# 模型评价：回归模型的常用评价指标

#### 样本误差：衡量模型在一个样本上的预测准确性

样本误差 = 样本预测值 - 样本实际值

#### 最常用的评价指标：均误差方（MSE）

指标解释：所有样本的样本误差的平方的均值

指标解读：均误差方越接近0，模型越准确

#### 较为好解释的评价指标：平均绝对误差（MAE）

指标解释：所有样本的样本误差的绝对值的均值

指标解读：平均绝对误差的单位与因变量单位一致，越接近0，模型越准确

#### 平均绝对误差的衍生指标：平均绝对比例误差（MAPE）

指标解释：所有样本的样本误差的绝对值占实际值的比值

指标解读：

#### 模型解释度：R squared R方

指标解释：应变量的方差能被自变量解释的程度

指标解读：指标越接近1，则代表自变量对于应变量的解释度越高

In [None]:
# 使用sklearn查看回归模型的各项指标
import pandas as pd
import matplotlib.pyplot as plt
# 样例数据读取
df = pd.read_excel('realestate_sample_preprocessed.xlsx')
# 根据共线性矩阵，保留与房价相关性最高的日间人口，将夜间人口和20-39岁夜间人口进行比例处理
def age_percent(row):
    if row['nightpop'] == 0:
        return 0
    else:
        return row['night20-39']/row['nightpop']
df['per_a20_39'] = df.apply(age_percent,axis=1)
df = df.drop(columns=['nightpop','night20-39'])
# 数据集基本情况查看
print(df.shape)
print(df.dtypes)
print(df.isnull().sum())

In [None]:
# 划分数据集
x = df[['complete_year','area', 'daypop', 'sub_kde',
       'bus_kde', 'kind_kde','per_a20_39']]
y = df['average_price']
print(x.shape)
print(y.shape)

• **待办任务**
1) 把记录中从包含“bar [892, 207, 899, 380]”的那一行直到包含“bar [298, 312, 306, 380]”的那一行（首尾两行都算在内）表示为 Markdown 表格，列名分别为“序号”和“内容”，空行不列入。
2) 请从这篇介绍回归模型评价指标的文本结束处接着往下续写。
这段文本与这些记录彼此独立，互不相关。

• **数据记录**
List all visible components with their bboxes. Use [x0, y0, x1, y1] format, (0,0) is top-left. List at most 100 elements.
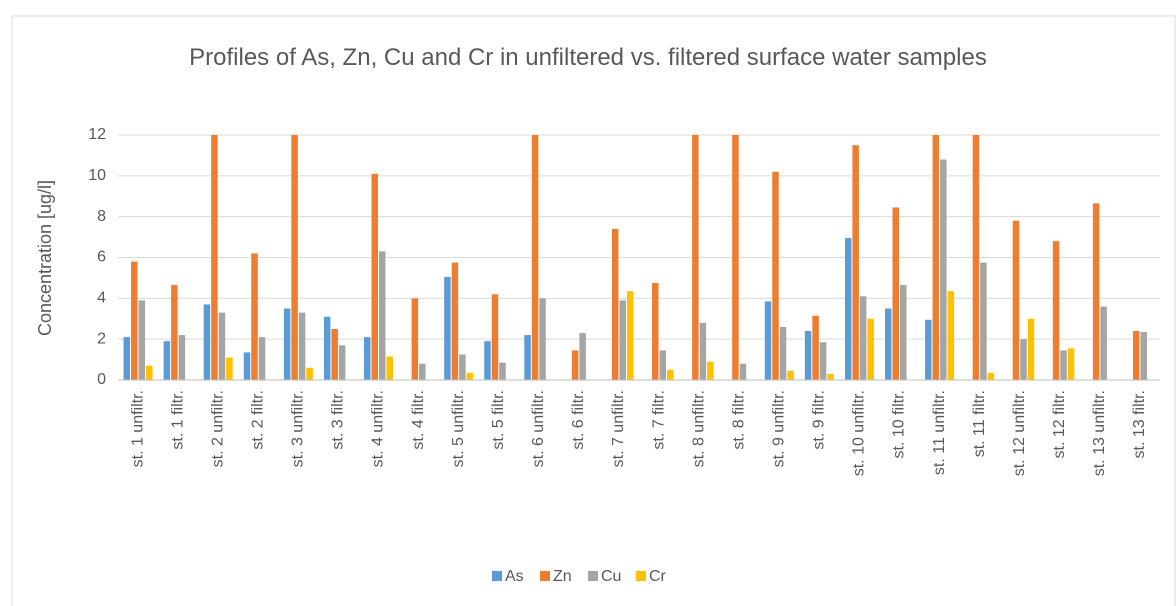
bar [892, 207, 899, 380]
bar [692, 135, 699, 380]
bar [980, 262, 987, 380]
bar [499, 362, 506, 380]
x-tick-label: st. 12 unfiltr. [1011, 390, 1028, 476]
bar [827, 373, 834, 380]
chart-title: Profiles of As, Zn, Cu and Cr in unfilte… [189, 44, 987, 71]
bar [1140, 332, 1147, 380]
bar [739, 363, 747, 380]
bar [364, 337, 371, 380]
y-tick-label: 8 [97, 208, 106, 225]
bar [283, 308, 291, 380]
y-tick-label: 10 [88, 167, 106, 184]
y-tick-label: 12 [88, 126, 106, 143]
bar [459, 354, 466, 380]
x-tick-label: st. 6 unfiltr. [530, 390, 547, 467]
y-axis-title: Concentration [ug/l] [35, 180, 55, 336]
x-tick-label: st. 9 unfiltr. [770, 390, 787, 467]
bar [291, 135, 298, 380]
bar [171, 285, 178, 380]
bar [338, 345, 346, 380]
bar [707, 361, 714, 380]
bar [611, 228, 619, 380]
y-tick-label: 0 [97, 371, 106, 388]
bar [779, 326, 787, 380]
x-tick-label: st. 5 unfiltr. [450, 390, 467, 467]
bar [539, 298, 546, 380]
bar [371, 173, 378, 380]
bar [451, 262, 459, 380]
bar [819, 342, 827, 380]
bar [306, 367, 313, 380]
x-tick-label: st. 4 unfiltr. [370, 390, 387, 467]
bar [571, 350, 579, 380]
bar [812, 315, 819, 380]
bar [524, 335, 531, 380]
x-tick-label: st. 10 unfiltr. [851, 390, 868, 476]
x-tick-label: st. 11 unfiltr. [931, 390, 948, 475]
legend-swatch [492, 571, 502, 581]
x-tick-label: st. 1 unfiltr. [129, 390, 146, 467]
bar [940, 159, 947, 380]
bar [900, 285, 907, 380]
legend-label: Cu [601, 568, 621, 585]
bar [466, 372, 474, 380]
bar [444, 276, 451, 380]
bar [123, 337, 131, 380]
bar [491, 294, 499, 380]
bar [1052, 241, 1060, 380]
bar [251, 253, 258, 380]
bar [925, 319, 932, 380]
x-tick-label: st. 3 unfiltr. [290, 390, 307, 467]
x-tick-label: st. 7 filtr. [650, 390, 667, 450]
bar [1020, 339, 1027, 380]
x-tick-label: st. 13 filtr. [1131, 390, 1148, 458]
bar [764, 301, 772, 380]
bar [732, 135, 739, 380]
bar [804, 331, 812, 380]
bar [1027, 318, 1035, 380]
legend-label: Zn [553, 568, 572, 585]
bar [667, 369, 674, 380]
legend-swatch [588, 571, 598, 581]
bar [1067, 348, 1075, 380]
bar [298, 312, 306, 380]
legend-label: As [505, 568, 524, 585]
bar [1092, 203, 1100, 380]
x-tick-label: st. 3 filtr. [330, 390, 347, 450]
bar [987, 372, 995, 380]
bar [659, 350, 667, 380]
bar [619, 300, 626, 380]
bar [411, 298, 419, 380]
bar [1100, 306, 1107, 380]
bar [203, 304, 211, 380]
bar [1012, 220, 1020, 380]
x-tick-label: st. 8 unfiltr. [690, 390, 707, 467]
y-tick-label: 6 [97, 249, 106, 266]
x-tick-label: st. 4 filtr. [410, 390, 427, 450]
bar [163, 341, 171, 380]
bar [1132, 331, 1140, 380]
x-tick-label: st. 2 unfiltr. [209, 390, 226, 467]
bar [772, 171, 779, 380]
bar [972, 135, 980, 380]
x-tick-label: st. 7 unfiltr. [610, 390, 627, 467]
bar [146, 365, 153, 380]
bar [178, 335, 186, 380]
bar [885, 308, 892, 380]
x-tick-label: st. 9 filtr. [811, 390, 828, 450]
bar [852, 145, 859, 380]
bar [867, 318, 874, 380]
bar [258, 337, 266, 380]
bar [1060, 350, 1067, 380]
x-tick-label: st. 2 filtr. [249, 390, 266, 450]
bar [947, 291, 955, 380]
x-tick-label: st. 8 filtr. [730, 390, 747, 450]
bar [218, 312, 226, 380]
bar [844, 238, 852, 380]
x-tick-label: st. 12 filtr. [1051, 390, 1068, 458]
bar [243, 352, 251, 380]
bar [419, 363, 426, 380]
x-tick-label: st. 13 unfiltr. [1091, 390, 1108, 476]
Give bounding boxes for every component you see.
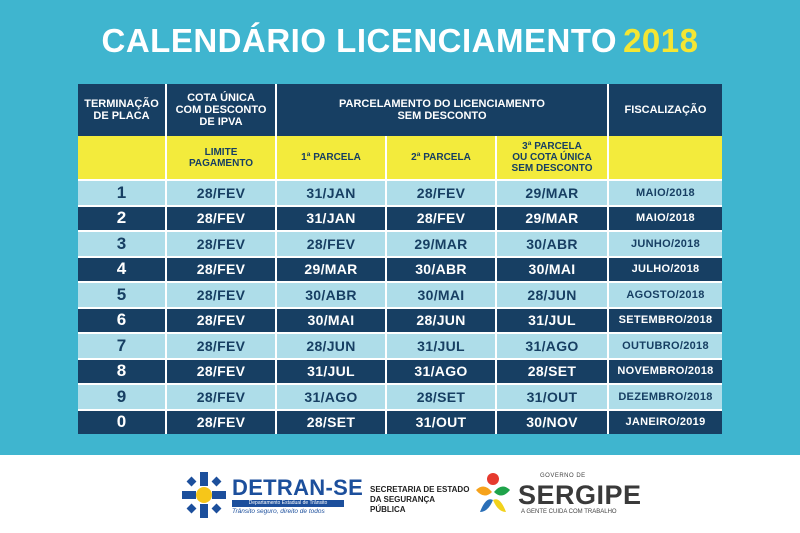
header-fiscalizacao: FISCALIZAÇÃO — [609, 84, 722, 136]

• **各题答案**
1)
| 序号 | 内容 |
|---|---|
| 1 | bar [892, 207, 899, 380] |
| 2 | bar [692, 135, 699, 380] |
| 3 | bar [980, 262, 987, 380] |
| 4 | bar [499, 362, 506, 380] |
| 5 | x-tick-label: st. 12 unfiltr. [1011, 390, 1028, 476] |
| 6 | bar [827, 373, 834, 380] |
| 7 | chart-title: Profiles of As, Zn, Cu and Cr in unfilte… [189, 44, 987, 71] |
| 8 | bar [1140, 332, 1147, 380] |
| 9 | bar [739, 363, 747, 380] |
| 10 | bar [364, 337, 371, 380] |
| 11 | y-tick-label: 8 [97, 208, 106, 225] |
| 12 | bar [283, 308, 291, 380] |
| 13 | y-tick-label: 10 [88, 167, 106, 184] |
| 14 | y-tick-label: 12 [88, 126, 106, 143] |
| 15 | bar [459, 354, 466, 380] |
| 16 | x-tick-label: st. 6 unfiltr. [530, 390, 547, 467] |
| 17 | y-axis-title: Concentration [ug/l] [35, 180, 55, 336] |
| 18 | x-tick-label: st. 9 unfiltr. [770, 390, 787, 467] |
| 19 | bar [291, 135, 298, 380] |
| 20 | bar [171, 285, 178, 380] |
| 21 | bar [338, 345, 346, 380] |
| 22 | bar [707, 361, 714, 380] |
| 23 | bar [611, 228, 619, 380] |
| 24 | y-tick-label: 0 [97, 371, 106, 388] |
| 25 | bar [779, 326, 787, 380] |
| 26 | x-tick-label: st. 5 unfiltr. [450, 390, 467, 467] |
| 27 | bar [539, 298, 546, 380] |
| 28 | bar [371, 173, 378, 380] |
| 29 | bar [451, 262, 459, 380] |
| 30 | bar [819, 342, 827, 380] |
| 31 | bar [306, 367, 313, 380] |
| 32 | x-tick-label: st. 4 unfiltr. [370, 390, 387, 467] |
| 33 | bar [571, 350, 579, 380] |
| 34 | bar [812, 315, 819, 380] |
| 35 | bar [524, 335, 531, 380] |
| 36 | x-tick-label: st. 10 unfiltr. [851, 390, 868, 476] |
| 37 | x-tick-label: st. 11 unfiltr. [931, 390, 948, 475] |
| 38 | legend-swatch [492, 571, 502, 581] |
| 39 | x-tick-label: st. 1 unfiltr. [129, 390, 146, 467] |
| 40 | bar [940, 159, 947, 380] |
| 41 | bar [900, 285, 907, 380] |
| 42 | legend-label: Cu [601, 568, 621, 585] |
| 43 | bar [466, 372, 474, 380] |
| 44 | bar [444, 276, 451, 380] |
| 45 | bar [123, 337, 131, 380] |
| 46 | bar [491, 294, 499, 380] |
| 47 | bar [1052, 241, 1060, 380] |
| 48 | bar [251, 253, 258, 380] |
| 49 | bar [925, 319, 932, 380] |
| 50 | x-tick-label: st. 3 unfiltr. [290, 390, 307, 467] |
| 51 | x-tick-label: st. 7 filtr. [650, 390, 667, 450] |
| 52 | bar [1020, 339, 1027, 380] |
| 53 | x-tick-label: st. 13 filtr. [1131, 390, 1148, 458] |
| 54 | bar [764, 301, 772, 380] |
| 55 | bar [732, 135, 739, 380] |
| 56 | bar [804, 331, 812, 380] |
| 57 | bar [1027, 318, 1035, 380] |
| 58 | legend-label: Zn [553, 568, 572, 585] |
| 59 | bar [667, 369, 674, 380] |
| 60 | legend-swatch [588, 571, 598, 581] |
| 61 | bar [1067, 348, 1075, 380] |
| 62 | bar [298, 312, 306, 380] |

2)
In [None]:
# 建立回归模型
# 使用pipeline整合数据标准化、主成分分析与模型
import numpy as np
from sklearn.linear_model import LinearRegression, LassoCV
from sklearn.model_selection import KFold
from sklearn.preprocessing import StandardScaler, PowerTransformer
from sklearn.preprocessing import PolynomialFeatures
from sklearn.pipeline import Pipeline
# 构建模型工作流
pipe_lm = Pipeline([
        ('sc',StandardScaler()),
        ('power_trans',PowerTransformer()),
        ('polynom_trans',PolynomialFeatures(degree=3)),
        ('lasso_regr', LassoCV(alphas=(
                list(np.arange(8, 10) * 10)
            ),
    cv=KFold(n_splits=3, shuffle=True),
    n_jobs=-1))
        ])
print(pipe_lm)

In [None]:
# 查看模型表现
import warnings
from sklearn.metrics import mean_squared_error, mean_absolute_error, r2_score
warnings.filterwarnings('ignore')
pipe_lm.fit(x,y)
y_predict = pipe_lm.predict(x)
print(f'mean squared error is: {mean_squared_error(y,y_predict)}')
print(f'mean absolute error is: {mean_absolute_error(y,y_predict)}')
print(f'R Squared is: {r2_score(y,y_predict)}')
# 计算mape
check = df[['average_price']]
check['y_predict'] = pipe_lm.predict(x)
check['abs_err'] = abs(check['y_predict']-check['average_price'] )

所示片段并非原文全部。